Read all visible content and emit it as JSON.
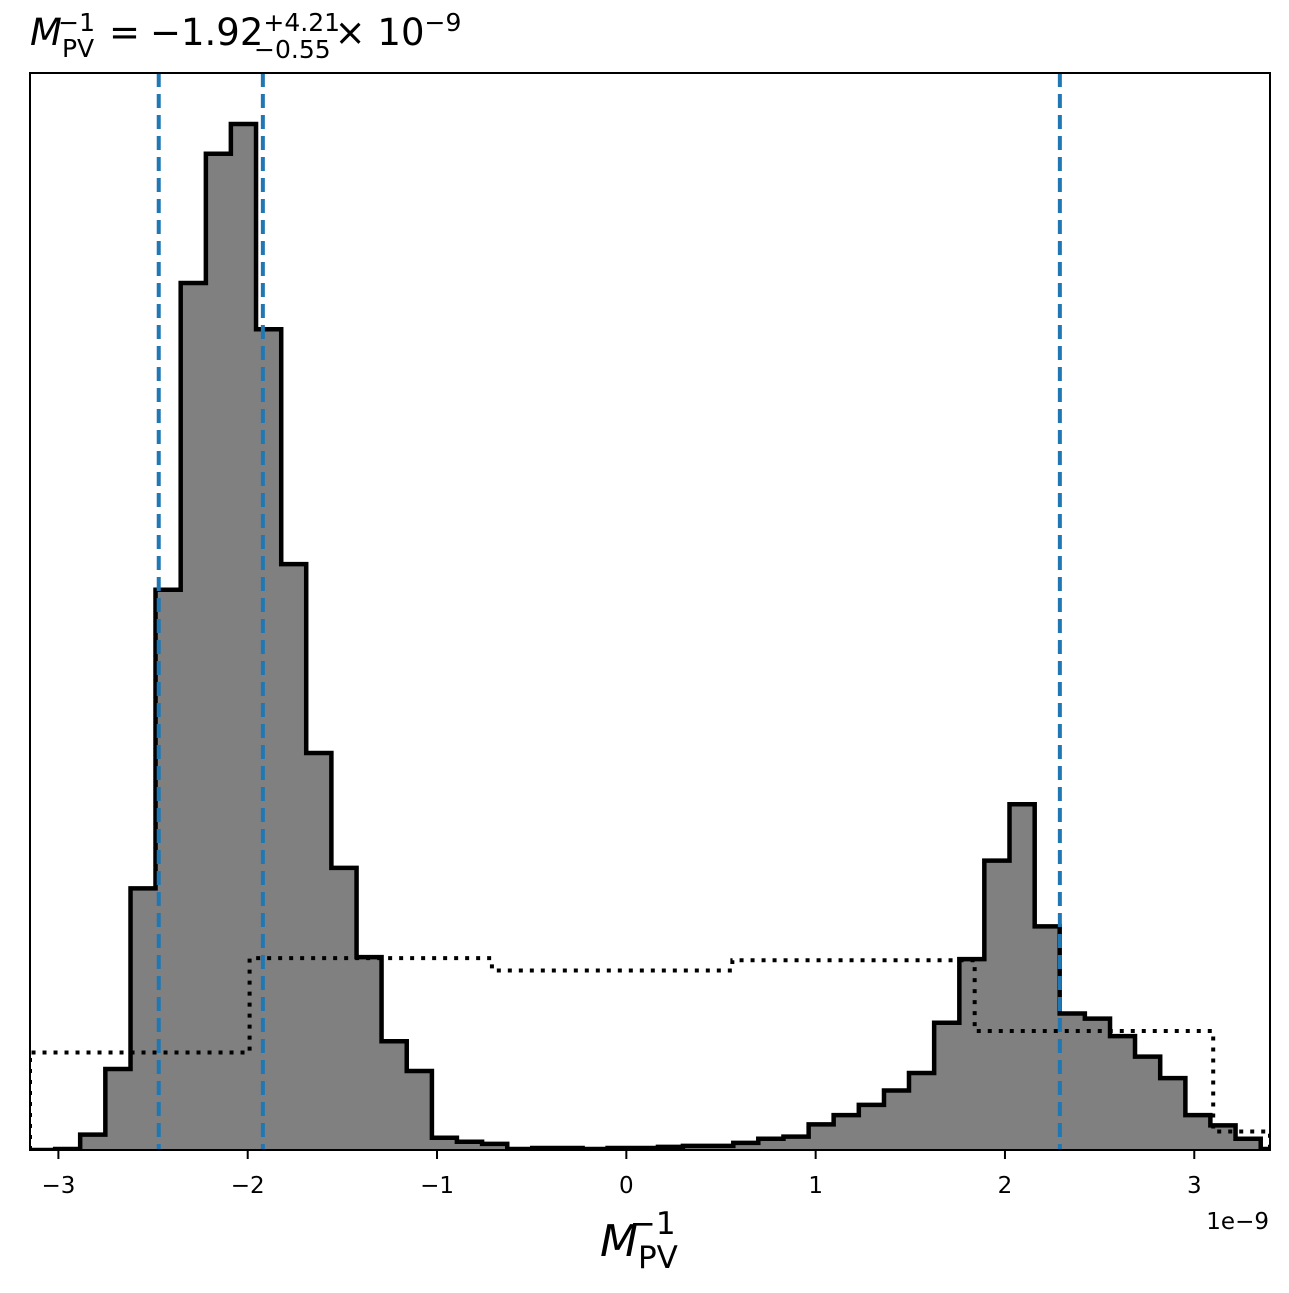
{
  "chart_data": {
    "type": "histogram",
    "title": {
      "symbol": "M",
      "symbol_sub": "PV",
      "symbol_sup": "−1",
      "equals": "=",
      "median": "−1.92",
      "upper": "+4.21",
      "lower": "−0.55",
      "multiplier": "× 10",
      "multiplier_exp": "−9"
    },
    "xlabel": {
      "symbol": "M",
      "sub": "PV",
      "sup": "−1"
    },
    "ylabel": "",
    "x_offset_label": "1e−9",
    "xlim": [
      -3.15,
      3.4
    ],
    "ylim": [
      0,
      1.0
    ],
    "x_ticks": [
      {
        "value": -3,
        "label": "−3"
      },
      {
        "value": -2,
        "label": "−2"
      },
      {
        "value": -1,
        "label": "−1"
      },
      {
        "value": 0,
        "label": "0"
      },
      {
        "value": 1,
        "label": "1"
      },
      {
        "value": 2,
        "label": "2"
      },
      {
        "value": 3,
        "label": "3"
      }
    ],
    "y_ticks_visible": false,
    "posterior": {
      "color": "#808080",
      "edge_color": "#000000",
      "bin_edges": [
        -3.15,
        -3.017,
        -2.885,
        -2.752,
        -2.619,
        -2.487,
        -2.354,
        -2.221,
        -2.089,
        -1.956,
        -1.823,
        -1.691,
        -1.558,
        -1.425,
        -1.293,
        -1.16,
        -1.027,
        -0.895,
        -0.762,
        -0.629,
        -0.497,
        -0.364,
        -0.231,
        -0.099,
        0.034,
        0.167,
        0.299,
        0.432,
        0.565,
        0.697,
        0.83,
        0.963,
        1.095,
        1.228,
        1.361,
        1.493,
        1.626,
        1.759,
        1.891,
        2.024,
        2.157,
        2.289,
        2.422,
        2.555,
        2.687,
        2.82,
        2.953,
        3.085,
        3.218,
        3.351,
        3.4
      ],
      "counts": [
        0.0,
        0.001,
        0.015,
        0.079,
        0.255,
        0.546,
        0.845,
        0.971,
        1.0,
        0.8,
        0.571,
        0.387,
        0.275,
        0.188,
        0.106,
        0.077,
        0.012,
        0.008,
        0.006,
        0.001,
        0.002,
        0.002,
        0.001,
        0.002,
        0.002,
        0.003,
        0.004,
        0.004,
        0.007,
        0.011,
        0.013,
        0.025,
        0.034,
        0.044,
        0.058,
        0.075,
        0.124,
        0.186,
        0.282,
        0.337,
        0.218,
        0.133,
        0.128,
        0.111,
        0.091,
        0.07,
        0.034,
        0.024,
        0.011,
        0.001
      ]
    },
    "prior": {
      "style": "dotted",
      "color": "#000000",
      "bin_edges": [
        -3.15,
        -1.99,
        -0.71,
        0.56,
        1.84,
        3.1,
        3.4
      ],
      "heights": [
        0.095,
        0.187,
        0.175,
        0.185,
        0.116,
        0.018
      ]
    },
    "quantile_lines": {
      "color": "#1f77b4",
      "style": "dashed",
      "values": [
        -2.47,
        -1.92,
        2.29
      ]
    }
  }
}
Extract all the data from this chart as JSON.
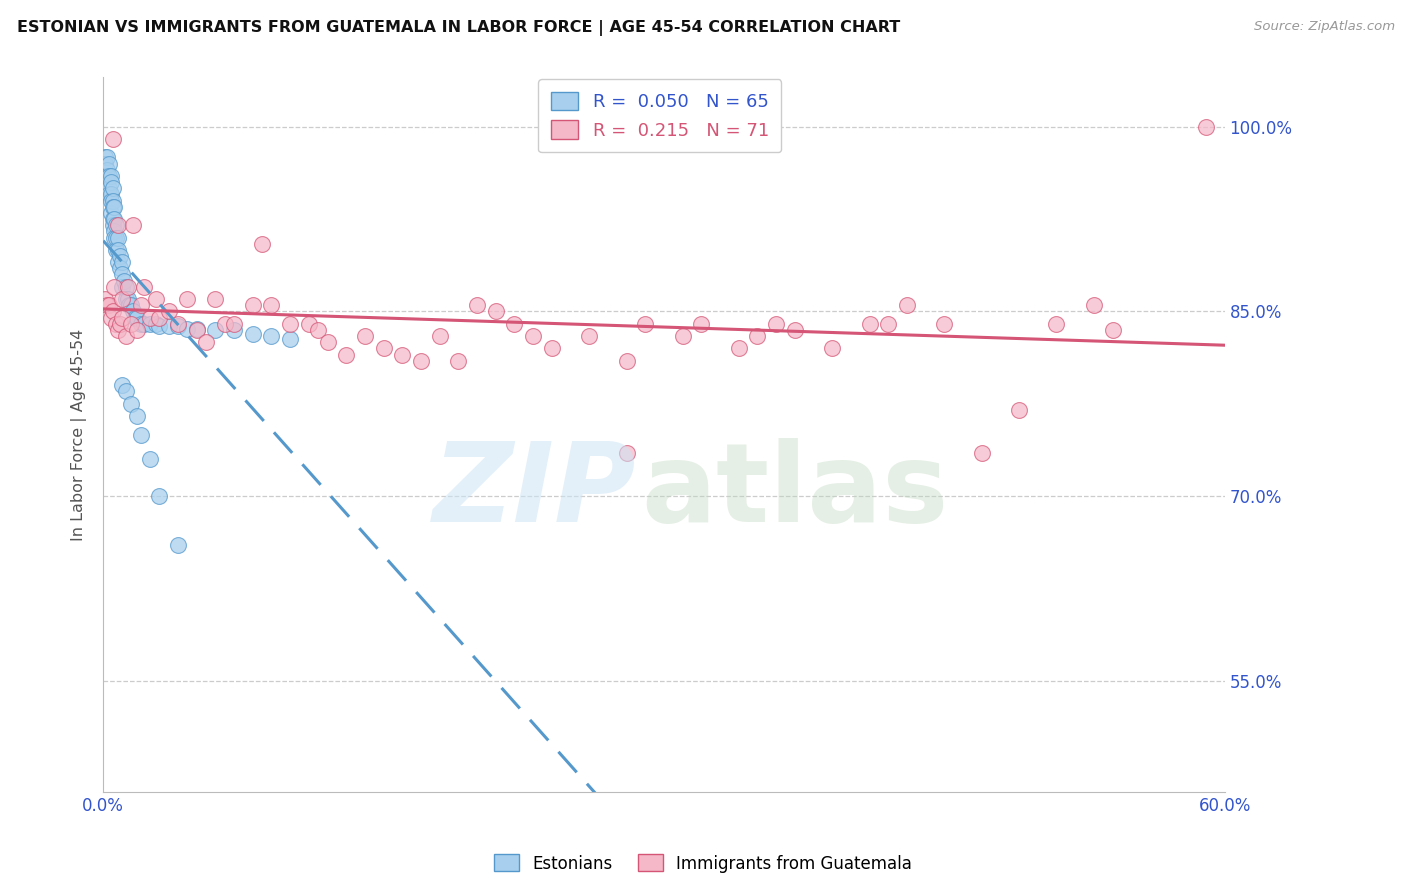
{
  "title": "ESTONIAN VS IMMIGRANTS FROM GUATEMALA IN LABOR FORCE | AGE 45-54 CORRELATION CHART",
  "source": "Source: ZipAtlas.com",
  "ylabel": "In Labor Force | Age 45-54",
  "xmin": 0.0,
  "xmax": 0.6,
  "ymin": 0.46,
  "ymax": 1.04,
  "ytick_positions": [
    0.55,
    0.7,
    0.85,
    1.0
  ],
  "ytick_labels": [
    "55.0%",
    "70.0%",
    "85.0%",
    "100.0%"
  ],
  "xtick_positions": [
    0.0,
    0.1,
    0.2,
    0.3,
    0.4,
    0.5,
    0.6
  ],
  "xtick_labels": [
    "0.0%",
    "",
    "",
    "",
    "",
    "",
    "60.0%"
  ],
  "blue_color": "#a8d0ee",
  "blue_edge": "#5599cc",
  "pink_color": "#f5b8c8",
  "pink_edge": "#d45575",
  "trend_blue_color": "#5599cc",
  "trend_pink_color": "#d45575",
  "axis_label_color": "#3355cc",
  "grid_color": "#cccccc",
  "title_color": "#111111",
  "r1": 0.05,
  "n1": 65,
  "r2": 0.215,
  "n2": 71,
  "blue_x": [
    0.001,
    0.001,
    0.002,
    0.002,
    0.002,
    0.003,
    0.003,
    0.003,
    0.003,
    0.004,
    0.004,
    0.004,
    0.004,
    0.004,
    0.005,
    0.005,
    0.005,
    0.005,
    0.005,
    0.006,
    0.006,
    0.006,
    0.006,
    0.007,
    0.007,
    0.007,
    0.008,
    0.008,
    0.008,
    0.009,
    0.009,
    0.01,
    0.01,
    0.01,
    0.011,
    0.012,
    0.012,
    0.013,
    0.014,
    0.015,
    0.016,
    0.017,
    0.018,
    0.02,
    0.022,
    0.025,
    0.028,
    0.03,
    0.035,
    0.04,
    0.045,
    0.05,
    0.06,
    0.07,
    0.08,
    0.09,
    0.1,
    0.01,
    0.012,
    0.015,
    0.018,
    0.02,
    0.025,
    0.03,
    0.04
  ],
  "blue_y": [
    0.975,
    0.97,
    0.975,
    0.965,
    0.96,
    0.97,
    0.96,
    0.95,
    0.945,
    0.96,
    0.955,
    0.945,
    0.94,
    0.93,
    0.95,
    0.94,
    0.935,
    0.925,
    0.92,
    0.935,
    0.925,
    0.915,
    0.91,
    0.92,
    0.91,
    0.9,
    0.91,
    0.9,
    0.89,
    0.895,
    0.885,
    0.89,
    0.88,
    0.87,
    0.875,
    0.87,
    0.86,
    0.86,
    0.855,
    0.855,
    0.85,
    0.845,
    0.845,
    0.84,
    0.84,
    0.84,
    0.84,
    0.838,
    0.838,
    0.838,
    0.836,
    0.836,
    0.835,
    0.835,
    0.832,
    0.83,
    0.828,
    0.79,
    0.785,
    0.775,
    0.765,
    0.75,
    0.73,
    0.7,
    0.66
  ],
  "pink_x": [
    0.001,
    0.002,
    0.003,
    0.004,
    0.005,
    0.005,
    0.006,
    0.007,
    0.008,
    0.008,
    0.009,
    0.01,
    0.01,
    0.012,
    0.013,
    0.015,
    0.016,
    0.018,
    0.02,
    0.022,
    0.025,
    0.028,
    0.03,
    0.035,
    0.04,
    0.045,
    0.05,
    0.055,
    0.06,
    0.065,
    0.07,
    0.08,
    0.085,
    0.09,
    0.1,
    0.11,
    0.115,
    0.12,
    0.13,
    0.14,
    0.15,
    0.16,
    0.17,
    0.18,
    0.19,
    0.2,
    0.21,
    0.22,
    0.23,
    0.24,
    0.26,
    0.28,
    0.29,
    0.31,
    0.32,
    0.34,
    0.35,
    0.36,
    0.37,
    0.39,
    0.41,
    0.43,
    0.45,
    0.47,
    0.49,
    0.51,
    0.53,
    0.54,
    0.28,
    0.42,
    0.59
  ],
  "pink_y": [
    0.86,
    0.855,
    0.855,
    0.845,
    0.99,
    0.85,
    0.87,
    0.84,
    0.835,
    0.92,
    0.84,
    0.845,
    0.86,
    0.83,
    0.87,
    0.84,
    0.92,
    0.835,
    0.855,
    0.87,
    0.845,
    0.86,
    0.845,
    0.85,
    0.84,
    0.86,
    0.835,
    0.825,
    0.86,
    0.84,
    0.84,
    0.855,
    0.905,
    0.855,
    0.84,
    0.84,
    0.835,
    0.825,
    0.815,
    0.83,
    0.82,
    0.815,
    0.81,
    0.83,
    0.81,
    0.855,
    0.85,
    0.84,
    0.83,
    0.82,
    0.83,
    0.81,
    0.84,
    0.83,
    0.84,
    0.82,
    0.83,
    0.84,
    0.835,
    0.82,
    0.84,
    0.855,
    0.84,
    0.735,
    0.77,
    0.84,
    0.855,
    0.835,
    0.735,
    0.84,
    1.0
  ]
}
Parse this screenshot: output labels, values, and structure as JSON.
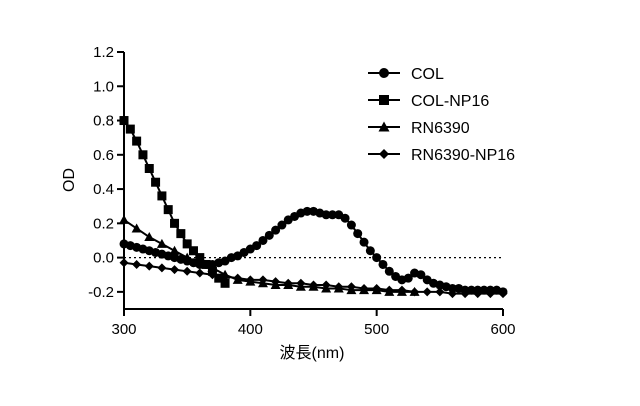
{
  "chart_data": {
    "type": "line",
    "xlabel": "波長(nm)",
    "ylabel": "OD",
    "xlim": [
      300,
      600
    ],
    "ylim": [
      -0.3,
      1.2
    ],
    "xticks": [
      300,
      400,
      500,
      600
    ],
    "yticks": [
      1.2,
      1.0,
      0.8,
      0.6,
      0.4,
      0.2,
      0.0,
      -0.2
    ],
    "ytick_labels": [
      "1.2",
      "1.0",
      "0.8",
      "0.6",
      "0.4",
      "0.2",
      "0.0",
      "-0.2"
    ],
    "grid": false,
    "legend_position": "top-right",
    "reference_line": {
      "y": 0.0,
      "style": "dotted"
    },
    "series": [
      {
        "name": "COL",
        "marker": "circle",
        "x": [
          300,
          305,
          310,
          315,
          320,
          325,
          330,
          335,
          340,
          345,
          350,
          355,
          360,
          365,
          370,
          375,
          380,
          385,
          390,
          395,
          400,
          405,
          410,
          415,
          420,
          425,
          430,
          435,
          440,
          445,
          450,
          455,
          460,
          465,
          470,
          475,
          480,
          485,
          490,
          495,
          500,
          505,
          510,
          515,
          520,
          525,
          530,
          535,
          540,
          545,
          550,
          555,
          560,
          565,
          570,
          575,
          580,
          585,
          590,
          595,
          600
        ],
        "values": [
          0.08,
          0.07,
          0.06,
          0.05,
          0.04,
          0.03,
          0.02,
          0.01,
          0.0,
          -0.01,
          -0.02,
          -0.03,
          -0.04,
          -0.04,
          -0.04,
          -0.03,
          -0.02,
          0.0,
          0.01,
          0.03,
          0.05,
          0.07,
          0.1,
          0.13,
          0.16,
          0.19,
          0.22,
          0.24,
          0.26,
          0.27,
          0.27,
          0.26,
          0.25,
          0.25,
          0.25,
          0.23,
          0.19,
          0.14,
          0.09,
          0.04,
          0.0,
          -0.04,
          -0.08,
          -0.11,
          -0.13,
          -0.12,
          -0.09,
          -0.1,
          -0.13,
          -0.15,
          -0.16,
          -0.17,
          -0.18,
          -0.18,
          -0.19,
          -0.19,
          -0.19,
          -0.19,
          -0.19,
          -0.19,
          -0.2
        ]
      },
      {
        "name": "COL-NP16",
        "marker": "square",
        "x": [
          300,
          305,
          310,
          315,
          320,
          325,
          330,
          335,
          340,
          345,
          350,
          355,
          360,
          365,
          370,
          375,
          380
        ],
        "values": [
          0.8,
          0.75,
          0.68,
          0.6,
          0.52,
          0.44,
          0.36,
          0.28,
          0.2,
          0.14,
          0.08,
          0.04,
          0.0,
          -0.04,
          -0.08,
          -0.12,
          -0.15
        ]
      },
      {
        "name": "RN6390",
        "marker": "triangle",
        "x": [
          300,
          310,
          320,
          330,
          340,
          350,
          360,
          370,
          380,
          390,
          400,
          410,
          420,
          430,
          440,
          450,
          460,
          470,
          480,
          490,
          500,
          510,
          520,
          530
        ],
        "values": [
          0.22,
          0.17,
          0.12,
          0.08,
          0.04,
          0.0,
          -0.03,
          -0.06,
          -0.1,
          -0.13,
          -0.14,
          -0.15,
          -0.16,
          -0.16,
          -0.17,
          -0.17,
          -0.18,
          -0.18,
          -0.19,
          -0.19,
          -0.19,
          -0.2,
          -0.2,
          -0.2
        ]
      },
      {
        "name": "RN6390-NP16",
        "marker": "diamond",
        "x": [
          300,
          310,
          320,
          330,
          340,
          350,
          360,
          370,
          380,
          390,
          400,
          410,
          420,
          430,
          440,
          450,
          460,
          470,
          480,
          490,
          500,
          510,
          520,
          530,
          540,
          550,
          560,
          570,
          580,
          590,
          600
        ],
        "values": [
          -0.03,
          -0.04,
          -0.05,
          -0.06,
          -0.07,
          -0.08,
          -0.09,
          -0.1,
          -0.11,
          -0.12,
          -0.13,
          -0.13,
          -0.14,
          -0.15,
          -0.15,
          -0.16,
          -0.16,
          -0.17,
          -0.17,
          -0.18,
          -0.18,
          -0.19,
          -0.19,
          -0.2,
          -0.2,
          -0.2,
          -0.21,
          -0.21,
          -0.21,
          -0.21,
          -0.21
        ]
      }
    ]
  }
}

++++++++++++++++++++

=== WORK INSTRUCTIONS ===
Pick out each line containing the string "ylabel" and copy it.

=== RESPONSE ===
    "ylabel": "",
  "ylabel": "In Labor Force | Age 45-54",
    "ylabel": "OD",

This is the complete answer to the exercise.